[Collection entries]

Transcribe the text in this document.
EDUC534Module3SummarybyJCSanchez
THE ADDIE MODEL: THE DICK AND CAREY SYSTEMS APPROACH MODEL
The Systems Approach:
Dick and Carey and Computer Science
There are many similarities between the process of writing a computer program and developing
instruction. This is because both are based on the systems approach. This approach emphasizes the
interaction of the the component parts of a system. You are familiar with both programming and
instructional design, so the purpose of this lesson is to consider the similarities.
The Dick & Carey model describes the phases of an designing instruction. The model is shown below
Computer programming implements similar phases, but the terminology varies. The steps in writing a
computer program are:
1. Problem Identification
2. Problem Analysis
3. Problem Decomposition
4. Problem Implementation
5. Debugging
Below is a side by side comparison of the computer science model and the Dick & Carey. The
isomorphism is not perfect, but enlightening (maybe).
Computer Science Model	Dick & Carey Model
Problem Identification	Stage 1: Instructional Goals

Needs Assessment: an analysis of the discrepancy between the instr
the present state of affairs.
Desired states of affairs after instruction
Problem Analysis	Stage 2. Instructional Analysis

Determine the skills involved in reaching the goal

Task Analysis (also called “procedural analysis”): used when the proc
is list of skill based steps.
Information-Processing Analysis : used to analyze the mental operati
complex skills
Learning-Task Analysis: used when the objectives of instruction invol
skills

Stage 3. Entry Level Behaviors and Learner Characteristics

#### [INSTRUCTIONS TO FOLLOW]
Copy out all of the lines above exactly.

#### [TASK SOLUTION]
Transcribe the text in this document.
EDUC534Module3SummarybyJCSanchez
THE ADDIE MODEL: THE DICK AND CAREY SYSTEMS APPROACH MODEL
The Systems Approach:
Dick and Carey and Computer Science
There are many similarities between the process of writing a computer program and developing
instruction. This is because both are based on the systems approach. This approach emphasizes the
interaction of the the component parts of a system. You are familiar with both programming and
instructional design, so the purpose of this lesson is to consider the similarities.
The Dick & Carey model describes the phases of an designing instruction. The model is shown below
Computer programming implements similar phases, but the terminology varies. The steps in writing a
computer program are:
1. Problem Identification
2. Problem Analysis
3. Problem Decomposition
4. Problem Implementation
5. Debugging
Below is a side by side comparison of the computer science model and the Dick & Carey. The
isomorphism is not perfect, but enlightening (maybe).
Computer Science Model	Dick & Carey Model
Problem Identification	Stage 1: Instructional Goals

Needs Assessment: an analysis of the discrepancy between the instr
the present state of affairs.
Desired states of affairs after instruction
Problem Analysis	Stage 2. Instructional Analysis

Determine the skills involved in reaching the goal

Task Analysis (also called “procedural analysis”): used when the proc
is list of skill based steps.
Information-Processing Analysis : used to analyze the mental operati
complex skills
Learning-Task Analysis: used when the objectives of instruction invol
skills

Stage 3. Entry Level Behaviors and Learner Characteristics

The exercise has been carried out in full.